QUOTED PASSAGE =
Tuesday, February 19, 2008

Thousand Dollar Poem

An Ivory-billed Woodpecker glides through an Arkansas Swamp. In 2003, I entered a contest sponsored by the Poets' Roundtable of Arkansas. One of the categories each year is a poem with an Arkansas theme. It is open to Arkansas residents only (I was living there at the time) and the poem must be original, historically accurate, and unpublished. Poets must provide a bibliography showing their research on the poem. The prize is one thousand dollars. Now if you are a poet, you know that's hitting the jackpot. I won. The theme that year was the role of Arkansas in the Louisiana Purchase. I became a local celeb at open-mikes in the area. I haven't won enough since to by a latte at Starbuck's, but it paid my postage to other contests for a year or so.


West of the colonies,
wild and untamed,
lay a vast stretch of wilderness
owned by the French.

TO DO =
A – Could you retype the section of the post about the thousand-dollar poem that starts with the words "An Ivory-billed Woodpecker" and ends with "year or so."?
B – Answer these about the post about the thousand-dollar poem:
(i) What group sponsored the contest?
(ii) What was the contest theme that year?
(iii) In the poem lines, who owned the vast stretch of wilderness?
Nothing in the listing is needed here.

MATERIAL PROVIDED =
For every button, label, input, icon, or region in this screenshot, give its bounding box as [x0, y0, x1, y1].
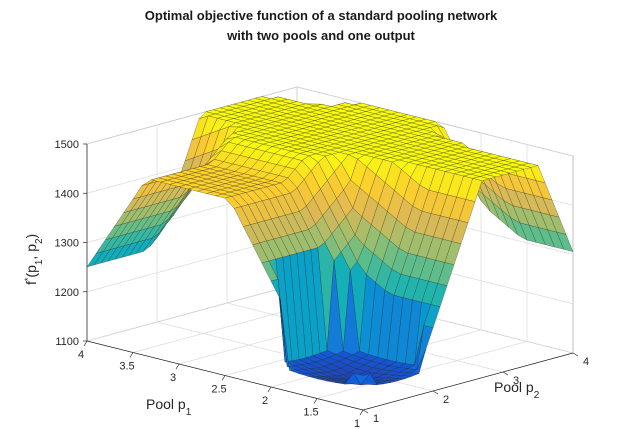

ANSWERS IN ORDER =
A –
An Ivory-billed Woodpecker glides through an Arkansas Swamp. In 2003, I entered a contest sponsored by the Poets' Roundtable of Arkansas. One of the categories each year is a poem with an Arkansas theme. It is open to Arkansas residents only (I was living there at the time) and the poem must be original, historically accurate, and unpublished. Poets must provide a bibliography showing their research on the poem. The prize is one thousand dollars. Now if you are a poet, you know that's hitting the jackpot. I won. The theme that year was the role of Arkansas in the Louisiana Purchase. I became a local celeb at open-mikes in the area. I haven't won enough since to by a latte at Starbuck's, but it paid my postage to other contests for a year or so.

B –
(i) The Poets' Roundtable of Arkansas
(ii) The role of Arkansas in the Louisiana Purchase
(iii) The French